## WORK TO COMPLETE
Print, exactly and completely, every entry in the data.

## RECORDS TO USE
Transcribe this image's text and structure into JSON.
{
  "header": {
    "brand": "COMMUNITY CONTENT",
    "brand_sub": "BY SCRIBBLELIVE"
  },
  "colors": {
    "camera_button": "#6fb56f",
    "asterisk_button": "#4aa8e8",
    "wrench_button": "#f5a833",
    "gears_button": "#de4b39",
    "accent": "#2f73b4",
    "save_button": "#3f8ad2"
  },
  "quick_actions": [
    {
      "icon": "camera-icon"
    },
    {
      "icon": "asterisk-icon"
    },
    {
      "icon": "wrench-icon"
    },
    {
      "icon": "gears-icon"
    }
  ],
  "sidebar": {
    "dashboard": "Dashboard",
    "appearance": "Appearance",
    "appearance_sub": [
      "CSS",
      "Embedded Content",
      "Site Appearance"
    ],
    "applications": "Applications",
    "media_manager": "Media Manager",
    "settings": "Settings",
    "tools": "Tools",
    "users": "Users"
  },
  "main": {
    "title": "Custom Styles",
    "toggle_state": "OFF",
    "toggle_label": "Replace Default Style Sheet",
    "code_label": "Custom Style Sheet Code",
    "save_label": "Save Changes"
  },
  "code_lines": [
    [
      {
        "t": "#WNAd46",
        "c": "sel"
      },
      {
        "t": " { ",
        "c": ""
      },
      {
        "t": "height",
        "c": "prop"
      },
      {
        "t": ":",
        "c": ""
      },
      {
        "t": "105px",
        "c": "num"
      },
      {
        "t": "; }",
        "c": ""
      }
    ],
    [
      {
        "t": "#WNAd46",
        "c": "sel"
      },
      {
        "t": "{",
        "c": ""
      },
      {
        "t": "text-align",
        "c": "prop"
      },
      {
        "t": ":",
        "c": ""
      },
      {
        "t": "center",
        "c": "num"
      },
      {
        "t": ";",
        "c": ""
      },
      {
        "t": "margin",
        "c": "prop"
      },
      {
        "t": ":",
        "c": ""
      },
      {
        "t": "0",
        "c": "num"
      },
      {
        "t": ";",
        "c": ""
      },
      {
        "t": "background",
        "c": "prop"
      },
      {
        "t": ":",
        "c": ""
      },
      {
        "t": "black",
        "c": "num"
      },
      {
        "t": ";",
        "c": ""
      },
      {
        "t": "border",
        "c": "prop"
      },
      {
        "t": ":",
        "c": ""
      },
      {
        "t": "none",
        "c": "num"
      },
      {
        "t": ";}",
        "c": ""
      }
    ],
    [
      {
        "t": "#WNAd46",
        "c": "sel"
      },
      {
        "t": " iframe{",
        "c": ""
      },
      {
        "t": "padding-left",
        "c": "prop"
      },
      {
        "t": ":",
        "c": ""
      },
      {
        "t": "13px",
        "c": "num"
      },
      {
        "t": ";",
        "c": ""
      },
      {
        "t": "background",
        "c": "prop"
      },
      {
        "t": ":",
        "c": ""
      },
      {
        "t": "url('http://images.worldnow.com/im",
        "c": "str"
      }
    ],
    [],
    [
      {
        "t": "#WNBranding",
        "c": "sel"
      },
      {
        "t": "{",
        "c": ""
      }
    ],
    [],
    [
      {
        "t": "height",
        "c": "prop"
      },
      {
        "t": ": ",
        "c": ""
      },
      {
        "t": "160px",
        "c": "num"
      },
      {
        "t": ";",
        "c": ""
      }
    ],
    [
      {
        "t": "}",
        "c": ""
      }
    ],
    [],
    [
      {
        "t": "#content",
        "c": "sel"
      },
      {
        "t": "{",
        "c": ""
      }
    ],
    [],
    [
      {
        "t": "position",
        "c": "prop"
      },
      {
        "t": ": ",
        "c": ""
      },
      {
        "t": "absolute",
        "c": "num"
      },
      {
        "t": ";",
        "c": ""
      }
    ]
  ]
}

## OUTPUT
Transcribe this image's text and structure into JSON.
{
  "header": {
    "brand": "COMMUNITY CONTENT",
    "brand_sub": "BY SCRIBBLELIVE"
  },
  "colors": {
    "camera_button": "#6fb56f",
    "asterisk_button": "#4aa8e8",
    "wrench_button": "#f5a833",
    "gears_button": "#de4b39",
    "accent": "#2f73b4",
    "save_button": "#3f8ad2"
  },
  "quick_actions": [
    {
      "icon": "camera-icon"
    },
    {
      "icon": "asterisk-icon"
    },
    {
      "icon": "wrench-icon"
    },
    {
      "icon": "gears-icon"
    }
  ],
  "sidebar": {
    "dashboard": "Dashboard",
    "appearance": "Appearance",
    "appearance_sub": [
      "CSS",
      "Embedded Content",
      "Site Appearance"
    ],
    "applications": "Applications",
    "media_manager": "Media Manager",
    "settings": "Settings",
    "tools": "Tools",
    "users": "Users"
  },
  "main": {
    "title": "Custom Styles",
    "toggle_state": "OFF",
    "toggle_label": "Replace Default Style Sheet",
    "code_label": "Custom Style Sheet Code",
    "save_label": "Save Changes"
  },
  "code_lines": [
    [
      {
        "t": "#WNAd46",
        "c": "sel"
      },
      {
        "t": " { ",
        "c": ""
      },
      {
        "t": "height",
        "c": "prop"
      },
      {
        "t": ":",
        "c": ""
      },
      {
        "t": "105px",
        "c": "num"
      },
      {
        "t": "; }",
        "c": ""
      }
    ],
    [
      {
        "t": "#WNAd46",
        "c": "sel"
      },
      {
        "t": "{",
        "c": ""
      },
      {
        "t": "text-align",
        "c": "prop"
      },
      {
        "t": ":",
        "c": ""
      },
      {
        "t": "center",
        "c": "num"
      },
      {
        "t": ";",
        "c": ""
      },
      {
        "t": "margin",
        "c": "prop"
      },
      {
        "t": ":",
        "c": ""
      },
      {
        "t": "0",
        "c": "num"
      },
      {
        "t": ";",
        "c": ""
      },
      {
        "t": "background",
        "c": "prop"
      },
      {
        "t": ":",
        "c": ""
      },
      {
        "t": "black",
        "c": "num"
      },
      {
        "t": ";",
        "c": ""
      },
      {
        "t": "border",
        "c": "prop"
      },
      {
        "t": ":",
        "c": ""
      },
      {
        "t": "none",
        "c": "num"
      },
      {
        "t": ";}",
        "c": ""
      }
    ],
    [
      {
        "t": "#WNAd46",
        "c": "sel"
      },
      {
        "t": " iframe{",
        "c": ""
      },
      {
        "t": "padding-left",
        "c": "prop"
      },
      {
        "t": ":",
        "c": ""
      },
      {
        "t": "13px",
        "c": "num"
      },
      {
        "t": ";",
        "c": ""
      },
      {
        "t": "background",
        "c": "prop"
      },
      {
        "t": ":",
        "c": ""
      },
      {
        "t": "url('http://images.worldnow.com/im",
        "c": "str"
      }
    ],
    [],
    [
      {
        "t": "#WNBranding",
        "c": "sel"
      },
      {
        "t": "{",
        "c": ""
      }
    ],
    [],
    [
      {
        "t": "height",
        "c": "prop"
      },
      {
        "t": ": ",
        "c": ""
      },
      {
        "t": "160px",
        "c": "num"
      },
      {
        "t": ";",
        "c": ""
      }
    ],
    [
      {
        "t": "}",
        "c": ""
      }
    ],
    [],
    [
      {
        "t": "#content",
        "c": "sel"
      },
      {
        "t": "{",
        "c": ""
      }
    ],
    [],
    [
      {
        "t": "position",
        "c": "prop"
      },
      {
        "t": ": ",
        "c": ""
      },
      {
        "t": "absolute",
        "c": "num"
      },
      {
        "t": ";",
        "c": ""
      }
    ]
  ]
}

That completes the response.